Given problem = All entries are to be quoted exactly; the images stay out of the copy.
......
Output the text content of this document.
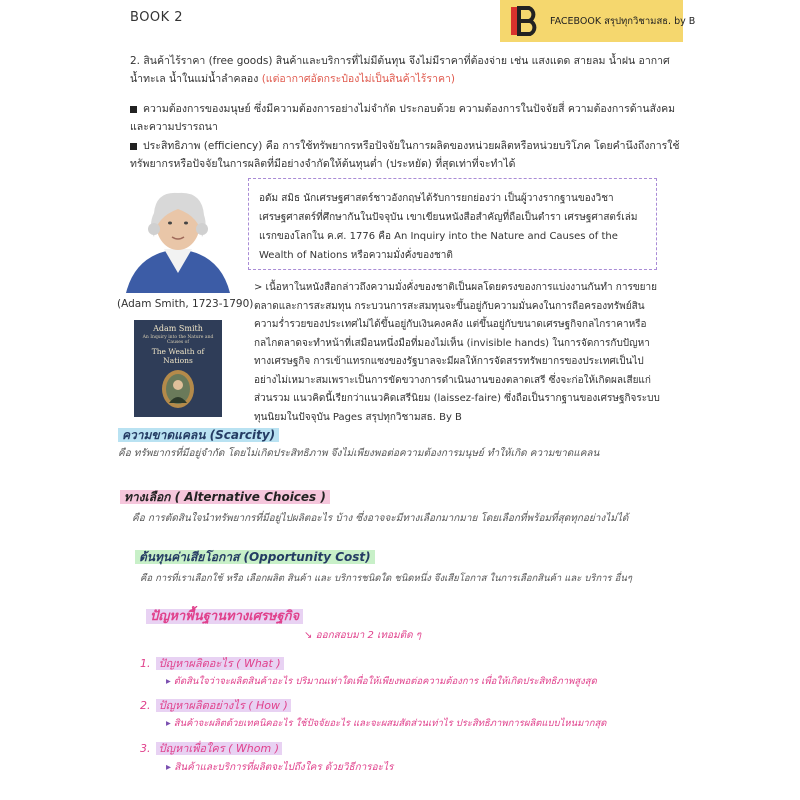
BOOK 2	FACEBOOK สรุปทุกวิชามสธ. by B
2. สินค้าไร้ราคา (free goods) สินค้าและบริการที่ไม่มีต้นทุน จึงไม่มีราคาที่ต้องจ่าย เช่น แสงแดด สายลม น้ำฝน อากาศ น้ำทะเล น้ำในแม่น้ำลำคลอง (แต่อากาศอัดกระป๋องไม่เป็นสินค้าไร้ราคา)
ความต้องการของมนุษย์ ซึ่งมีความต้องการอย่างไม่จำกัด ประกอบด้วย ความต้องการในปัจจัยสี่ ความต้องการด้านสังคม และความปรารถนา
ประสิทธิภาพ (efficiency) คือ การใช้ทรัพยากรหรือปัจจัยในการผลิตของหน่วยผลิตหรือหน่วยบริโภค โดยคำนึงถึงการใช้ทรัพยากรหรือปัจจัยในการผลิตที่มีอย่างจำกัดให้ต้นทุนต่ำ (ประหยัด) ที่สุดเท่าที่จะทำได้
(Adam Smith, 1723-1790)
Adam Smith
An Inquiry into the Nature and Causes of
The Wealth of Nations
อดัม สมิธ นักเศรษฐศาสตร์ชาวอังกฤษได้รับการยกย่องว่า เป็นผู้วางรากฐานของวิชาเศรษฐศาสตร์ที่ศึกษากันในปัจจุบัน เขาเขียนหนังสือสำคัญที่ถือเป็นตำรา เศรษฐศาสตร์เล่มแรกของโลกใน ค.ศ. 1776 คือ An Inquiry into the Nature and Causes of the Wealth of Nations หรือความมั่งคั่งของชาติ
> เนื้อหาในหนังสือกล่าวถึงความมั่งคั่งของชาติเป็นผลโดยตรงของการแบ่งงานกันทำ การขยายตลาดและการสะสมทุน กระบวนการสะสมทุนจะขึ้นอยู่กับความมั่นคงในการถือครองทรัพย์สิน ความร่ำรวยของประเทศไม่ได้ขึ้นอยู่กับเงินคงคลัง แต่ขึ้นอยู่กับขนาดเศรษฐกิจกลไกราคาหรือกลไกตลาดจะทำหน้าที่เสมือนหนึ่งมือที่มองไม่เห็น (invisible hands) ในการจัดการกับปัญหาทางเศรษฐกิจ การเข้าแทรกแซงของรัฐบาลจะมีผลให้การจัดสรรทรัพยากรของประเทศเป็นไปอย่างไม่เหมาะสมเพราะเป็นการขัดขวางการดำเนินงานของตลาดเสรี ซึ่งจะก่อให้เกิดผลเสียแก่ส่วนรวม แนวคิดนี้เรียกว่าแนวคิดเสรีนิยม (laissez-faire) ซึ่งถือเป็นรากฐานของเศรษฐกิจระบบทุนนิยมในปัจจุบัน Pages สรุปทุกวิชามสธ. By B
ความขาดแคลน (Scarcity)
คือ ทรัพยากรที่มีอยู่จำกัด โดยไม่เกิดประสิทธิภาพ จึงไม่เพียงพอต่อความต้องการมนุษย์ ทำให้เกิด ความขาดแคลน
ทางเลือก ( Alternative Choices )
คือ การตัดสินใจนำทรัพยากรที่มีอยู่ไปผลิตอะไร บ้าง ซึ่งอาจจะมีทางเลือกมากมาย โดยเลือกที่พร้อมที่สุดทุกอย่างไม่ได้
ต้นทุนค่าเสียโอกาส (Opportunity Cost)
คือ การที่เราเลือกใช้ หรือ เลือกผลิต สินค้า และ บริการชนิดใด ชนิดหนึ่ง จึงเสียโอกาส ในการเลือกสินค้า และ บริการ อื่นๆ
ปัญหาพื้นฐานทางเศรษฐกิจ
↘ ออกสอบมา 2 เทอมติด ๆ
1. ปัญหาผลิตอะไร ( What )
▸ ตัดสินใจว่าจะผลิตสินค้าอะไร ปริมาณเท่าใดเพื่อให้เพียงพอต่อความต้องการ เพื่อให้เกิดประสิทธิภาพสูงสุด
2. ปัญหาผลิตอย่างไร ( How )
▸ สินค้าจะผลิตด้วยเทคนิคอะไร ใช้ปัจจัยอะไร และจะผสมสัดส่วนเท่าไร ประสิทธิภาพการผลิตแบบไหนมากสุด
3. ปัญหาเพื่อใคร ( Whom )
▸ สินค้าและบริการที่ผลิตจะไปถึงใคร ด้วยวิธีการอะไร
......
Written response =
Output the text content of this document.
BOOK 2	FACEBOOK สรุปทุกวิชามสธ. by B
2. สินค้าไร้ราคา (free goods) สินค้าและบริการที่ไม่มีต้นทุน จึงไม่มีราคาที่ต้องจ่าย เช่น แสงแดด สายลม น้ำฝน อากาศ น้ำทะเล น้ำในแม่น้ำลำคลอง (แต่อากาศอัดกระป๋องไม่เป็นสินค้าไร้ราคา)
ความต้องการของมนุษย์ ซึ่งมีความต้องการอย่างไม่จำกัด ประกอบด้วย ความต้องการในปัจจัยสี่ ความต้องการด้านสังคม และความปรารถนา
ประสิทธิภาพ (efficiency) คือ การใช้ทรัพยากรหรือปัจจัยในการผลิตของหน่วยผลิตหรือหน่วยบริโภค โดยคำนึงถึงการใช้ทรัพยากรหรือปัจจัยในการผลิตที่มีอย่างจำกัดให้ต้นทุนต่ำ (ประหยัด) ที่สุดเท่าที่จะทำได้
(Adam Smith, 1723-1790)
Adam Smith
An Inquiry into the Nature and Causes of
The Wealth of Nations
อดัม สมิธ นักเศรษฐศาสตร์ชาวอังกฤษได้รับการยกย่องว่า เป็นผู้วางรากฐานของวิชาเศรษฐศาสตร์ที่ศึกษากันในปัจจุบัน เขาเขียนหนังสือสำคัญที่ถือเป็นตำรา เศรษฐศาสตร์เล่มแรกของโลกใน ค.ศ. 1776 คือ An Inquiry into the Nature and Causes of the Wealth of Nations หรือความมั่งคั่งของชาติ
> เนื้อหาในหนังสือกล่าวถึงความมั่งคั่งของชาติเป็นผลโดยตรงของการแบ่งงานกันทำ การขยายตลาดและการสะสมทุน กระบวนการสะสมทุนจะขึ้นอยู่กับความมั่นคงในการถือครองทรัพย์สิน ความร่ำรวยของประเทศไม่ได้ขึ้นอยู่กับเงินคงคลัง แต่ขึ้นอยู่กับขนาดเศรษฐกิจกลไกราคาหรือกลไกตลาดจะทำหน้าที่เสมือนหนึ่งมือที่มองไม่เห็น (invisible hands) ในการจัดการกับปัญหาทางเศรษฐกิจ การเข้าแทรกแซงของรัฐบาลจะมีผลให้การจัดสรรทรัพยากรของประเทศเป็นไปอย่างไม่เหมาะสมเพราะเป็นการขัดขวางการดำเนินงานของตลาดเสรี ซึ่งจะก่อให้เกิดผลเสียแก่ส่วนรวม แนวคิดนี้เรียกว่าแนวคิดเสรีนิยม (laissez-faire) ซึ่งถือเป็นรากฐานของเศรษฐกิจระบบทุนนิยมในปัจจุบัน Pages สรุปทุกวิชามสธ. By B
ความขาดแคลน (Scarcity)
คือ ทรัพยากรที่มีอยู่จำกัด โดยไม่เกิดประสิทธิภาพ จึงไม่เพียงพอต่อความต้องการมนุษย์ ทำให้เกิด ความขาดแคลน
ทางเลือก ( Alternative Choices )
คือ การตัดสินใจนำทรัพยากรที่มีอยู่ไปผลิตอะไร บ้าง ซึ่งอาจจะมีทางเลือกมากมาย โดยเลือกที่พร้อมที่สุดทุกอย่างไม่ได้
ต้นทุนค่าเสียโอกาส (Opportunity Cost)
คือ การที่เราเลือกใช้ หรือ เลือกผลิต สินค้า และ บริการชนิดใด ชนิดหนึ่ง จึงเสียโอกาส ในการเลือกสินค้า และ บริการ อื่นๆ
ปัญหาพื้นฐานทางเศรษฐกิจ
↘ ออกสอบมา 2 เทอมติด ๆ
1. ปัญหาผลิตอะไร ( What )
▸ ตัดสินใจว่าจะผลิตสินค้าอะไร ปริมาณเท่าใดเพื่อให้เพียงพอต่อความต้องการ เพื่อให้เกิดประสิทธิภาพสูงสุด
2. ปัญหาผลิตอย่างไร ( How )
▸ สินค้าจะผลิตด้วยเทคนิคอะไร ใช้ปัจจัยอะไร และจะผสมสัดส่วนเท่าไร ประสิทธิภาพการผลิตแบบไหนมากสุด
3. ปัญหาเพื่อใคร ( Whom )
▸ สินค้าและบริการที่ผลิตจะไปถึงใคร ด้วยวิธีการอะไร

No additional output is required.